[Entries with figure data]
------------------------------------------------------------------------

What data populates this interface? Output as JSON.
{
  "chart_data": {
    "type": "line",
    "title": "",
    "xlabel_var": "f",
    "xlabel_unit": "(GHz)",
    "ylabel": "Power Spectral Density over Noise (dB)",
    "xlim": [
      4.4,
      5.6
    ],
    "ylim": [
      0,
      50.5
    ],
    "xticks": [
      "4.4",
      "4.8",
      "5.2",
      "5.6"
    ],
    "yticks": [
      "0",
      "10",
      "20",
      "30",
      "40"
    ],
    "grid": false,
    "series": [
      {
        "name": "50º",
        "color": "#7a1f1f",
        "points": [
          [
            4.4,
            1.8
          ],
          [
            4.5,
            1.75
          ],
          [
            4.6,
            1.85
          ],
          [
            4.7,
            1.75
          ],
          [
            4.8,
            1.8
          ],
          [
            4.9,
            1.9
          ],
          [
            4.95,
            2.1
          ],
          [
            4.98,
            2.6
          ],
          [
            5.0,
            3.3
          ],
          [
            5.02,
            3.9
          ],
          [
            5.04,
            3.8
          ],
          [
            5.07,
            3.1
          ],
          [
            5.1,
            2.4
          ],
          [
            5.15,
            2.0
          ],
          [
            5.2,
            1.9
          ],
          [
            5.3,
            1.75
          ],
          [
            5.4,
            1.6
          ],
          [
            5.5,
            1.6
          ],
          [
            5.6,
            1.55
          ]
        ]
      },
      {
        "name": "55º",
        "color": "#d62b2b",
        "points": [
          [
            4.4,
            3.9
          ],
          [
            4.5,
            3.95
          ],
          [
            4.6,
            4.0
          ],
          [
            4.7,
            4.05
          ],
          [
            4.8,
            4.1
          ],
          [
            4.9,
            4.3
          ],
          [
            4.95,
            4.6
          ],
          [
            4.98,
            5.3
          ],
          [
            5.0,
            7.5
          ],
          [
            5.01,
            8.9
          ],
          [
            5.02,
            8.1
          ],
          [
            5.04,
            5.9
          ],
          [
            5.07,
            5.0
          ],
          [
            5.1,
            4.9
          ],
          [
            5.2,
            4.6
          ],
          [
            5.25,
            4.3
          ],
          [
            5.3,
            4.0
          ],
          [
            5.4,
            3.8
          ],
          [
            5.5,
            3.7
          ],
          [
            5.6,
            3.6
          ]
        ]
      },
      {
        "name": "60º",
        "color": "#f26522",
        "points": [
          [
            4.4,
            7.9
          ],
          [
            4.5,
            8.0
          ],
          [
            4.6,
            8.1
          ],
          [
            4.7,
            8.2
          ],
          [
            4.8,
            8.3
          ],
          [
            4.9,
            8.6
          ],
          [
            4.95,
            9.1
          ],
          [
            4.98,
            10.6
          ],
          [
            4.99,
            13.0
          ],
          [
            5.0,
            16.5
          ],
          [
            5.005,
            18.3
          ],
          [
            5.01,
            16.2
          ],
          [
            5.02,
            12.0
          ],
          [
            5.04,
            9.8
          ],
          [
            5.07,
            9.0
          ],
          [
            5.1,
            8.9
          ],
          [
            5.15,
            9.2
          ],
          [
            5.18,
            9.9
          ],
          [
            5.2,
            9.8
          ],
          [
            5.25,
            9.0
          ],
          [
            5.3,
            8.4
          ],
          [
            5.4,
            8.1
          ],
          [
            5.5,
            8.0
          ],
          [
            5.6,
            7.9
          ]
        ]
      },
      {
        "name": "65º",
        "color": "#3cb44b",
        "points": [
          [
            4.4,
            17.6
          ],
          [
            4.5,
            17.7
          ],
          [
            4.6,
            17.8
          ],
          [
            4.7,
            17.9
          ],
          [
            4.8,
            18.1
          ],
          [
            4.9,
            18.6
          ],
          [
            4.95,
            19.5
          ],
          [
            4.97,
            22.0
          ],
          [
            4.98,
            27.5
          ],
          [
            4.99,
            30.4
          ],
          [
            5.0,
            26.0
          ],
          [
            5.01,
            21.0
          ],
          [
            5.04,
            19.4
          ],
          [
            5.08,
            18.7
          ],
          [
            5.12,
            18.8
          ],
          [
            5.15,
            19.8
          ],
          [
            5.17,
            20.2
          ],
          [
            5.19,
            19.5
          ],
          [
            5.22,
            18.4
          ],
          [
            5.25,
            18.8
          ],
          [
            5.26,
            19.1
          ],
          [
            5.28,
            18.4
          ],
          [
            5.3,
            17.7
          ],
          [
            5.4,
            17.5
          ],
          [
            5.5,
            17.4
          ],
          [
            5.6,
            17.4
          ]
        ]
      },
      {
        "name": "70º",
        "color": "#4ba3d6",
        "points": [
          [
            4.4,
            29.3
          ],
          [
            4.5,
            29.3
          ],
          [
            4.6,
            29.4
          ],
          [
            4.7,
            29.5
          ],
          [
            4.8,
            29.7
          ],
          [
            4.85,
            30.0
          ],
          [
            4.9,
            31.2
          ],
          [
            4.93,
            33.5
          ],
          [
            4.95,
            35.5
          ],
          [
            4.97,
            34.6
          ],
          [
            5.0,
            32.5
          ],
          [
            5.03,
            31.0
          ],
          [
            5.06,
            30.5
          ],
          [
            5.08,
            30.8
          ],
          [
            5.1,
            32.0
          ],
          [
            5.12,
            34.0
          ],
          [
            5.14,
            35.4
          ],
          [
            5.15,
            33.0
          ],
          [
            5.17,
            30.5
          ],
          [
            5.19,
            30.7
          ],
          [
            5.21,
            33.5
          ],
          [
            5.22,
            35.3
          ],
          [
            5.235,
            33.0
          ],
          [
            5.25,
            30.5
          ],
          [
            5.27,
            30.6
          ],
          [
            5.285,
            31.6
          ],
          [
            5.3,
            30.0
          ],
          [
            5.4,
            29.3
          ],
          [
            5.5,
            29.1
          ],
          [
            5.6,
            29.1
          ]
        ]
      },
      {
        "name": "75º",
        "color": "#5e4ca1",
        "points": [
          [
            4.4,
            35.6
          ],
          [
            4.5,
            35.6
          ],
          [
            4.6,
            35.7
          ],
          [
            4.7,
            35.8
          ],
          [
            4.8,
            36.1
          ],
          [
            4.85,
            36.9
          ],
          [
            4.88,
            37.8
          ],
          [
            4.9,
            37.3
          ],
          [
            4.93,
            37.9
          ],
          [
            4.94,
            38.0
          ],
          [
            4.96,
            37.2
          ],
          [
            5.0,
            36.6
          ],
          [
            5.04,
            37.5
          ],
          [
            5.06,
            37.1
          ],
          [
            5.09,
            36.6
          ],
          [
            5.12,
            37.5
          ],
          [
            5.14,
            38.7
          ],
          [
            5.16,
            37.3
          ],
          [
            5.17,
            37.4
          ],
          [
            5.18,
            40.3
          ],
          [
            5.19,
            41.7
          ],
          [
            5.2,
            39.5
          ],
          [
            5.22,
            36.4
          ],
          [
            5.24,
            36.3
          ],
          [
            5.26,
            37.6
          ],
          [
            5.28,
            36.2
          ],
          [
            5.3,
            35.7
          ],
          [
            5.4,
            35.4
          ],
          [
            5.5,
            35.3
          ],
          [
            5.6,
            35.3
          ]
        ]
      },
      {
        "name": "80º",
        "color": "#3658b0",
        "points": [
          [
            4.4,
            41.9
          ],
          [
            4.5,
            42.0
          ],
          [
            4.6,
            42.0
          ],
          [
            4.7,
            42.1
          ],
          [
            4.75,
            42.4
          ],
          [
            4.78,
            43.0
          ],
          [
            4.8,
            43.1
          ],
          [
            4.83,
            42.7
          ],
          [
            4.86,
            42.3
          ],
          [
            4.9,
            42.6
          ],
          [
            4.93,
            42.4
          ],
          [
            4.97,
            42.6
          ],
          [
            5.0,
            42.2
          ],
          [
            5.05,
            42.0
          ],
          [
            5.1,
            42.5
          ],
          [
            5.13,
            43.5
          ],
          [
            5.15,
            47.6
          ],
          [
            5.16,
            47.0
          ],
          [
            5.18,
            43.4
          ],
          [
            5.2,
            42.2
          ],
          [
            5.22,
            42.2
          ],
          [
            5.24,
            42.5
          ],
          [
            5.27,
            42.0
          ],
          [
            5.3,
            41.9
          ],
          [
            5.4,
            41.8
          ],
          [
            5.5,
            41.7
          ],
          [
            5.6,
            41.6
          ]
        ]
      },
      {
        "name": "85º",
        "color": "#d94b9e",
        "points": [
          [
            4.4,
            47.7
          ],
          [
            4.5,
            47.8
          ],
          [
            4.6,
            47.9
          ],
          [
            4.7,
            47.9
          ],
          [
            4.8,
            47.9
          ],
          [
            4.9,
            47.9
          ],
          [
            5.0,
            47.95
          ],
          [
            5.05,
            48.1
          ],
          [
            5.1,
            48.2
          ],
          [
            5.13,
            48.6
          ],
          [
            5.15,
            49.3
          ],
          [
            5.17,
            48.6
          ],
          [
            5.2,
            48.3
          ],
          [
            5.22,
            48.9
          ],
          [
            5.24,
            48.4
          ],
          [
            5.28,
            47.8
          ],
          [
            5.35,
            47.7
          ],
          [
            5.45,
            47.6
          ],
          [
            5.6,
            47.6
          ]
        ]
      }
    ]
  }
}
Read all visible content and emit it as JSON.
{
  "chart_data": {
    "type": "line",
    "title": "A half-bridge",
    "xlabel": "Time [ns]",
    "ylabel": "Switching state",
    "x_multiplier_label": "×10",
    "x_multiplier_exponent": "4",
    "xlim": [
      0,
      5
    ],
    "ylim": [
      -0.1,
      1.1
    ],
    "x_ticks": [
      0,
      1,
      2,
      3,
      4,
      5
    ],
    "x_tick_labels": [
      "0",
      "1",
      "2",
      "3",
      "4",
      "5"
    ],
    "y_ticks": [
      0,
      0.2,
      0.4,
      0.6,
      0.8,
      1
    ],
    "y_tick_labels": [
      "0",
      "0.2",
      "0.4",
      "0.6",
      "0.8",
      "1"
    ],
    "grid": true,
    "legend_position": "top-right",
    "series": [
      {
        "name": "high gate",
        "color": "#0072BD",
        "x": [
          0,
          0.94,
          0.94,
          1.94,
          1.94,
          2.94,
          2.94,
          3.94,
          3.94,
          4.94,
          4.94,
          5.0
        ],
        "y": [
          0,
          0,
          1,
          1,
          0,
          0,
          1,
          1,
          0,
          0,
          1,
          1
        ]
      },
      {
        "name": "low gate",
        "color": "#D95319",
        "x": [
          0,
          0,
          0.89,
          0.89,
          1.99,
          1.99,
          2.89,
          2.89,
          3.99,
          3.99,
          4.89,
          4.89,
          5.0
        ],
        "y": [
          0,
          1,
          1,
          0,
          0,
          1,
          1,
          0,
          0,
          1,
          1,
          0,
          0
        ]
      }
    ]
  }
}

------------------------------------------------------------------------

## Stated exercise
Scan the entries above for the word "color" and collect each line holding it.

## Response
        "color": "#7a1f1f",
        "color": "#d62b2b",
        "color": "#f26522",
        "color": "#3cb44b",
        "color": "#4ba3d6",
        "color": "#5e4ca1",
        "color": "#3658b0",
        "color": "#d94b9e",
        "color": "#0072BD",
        "color": "#D95319",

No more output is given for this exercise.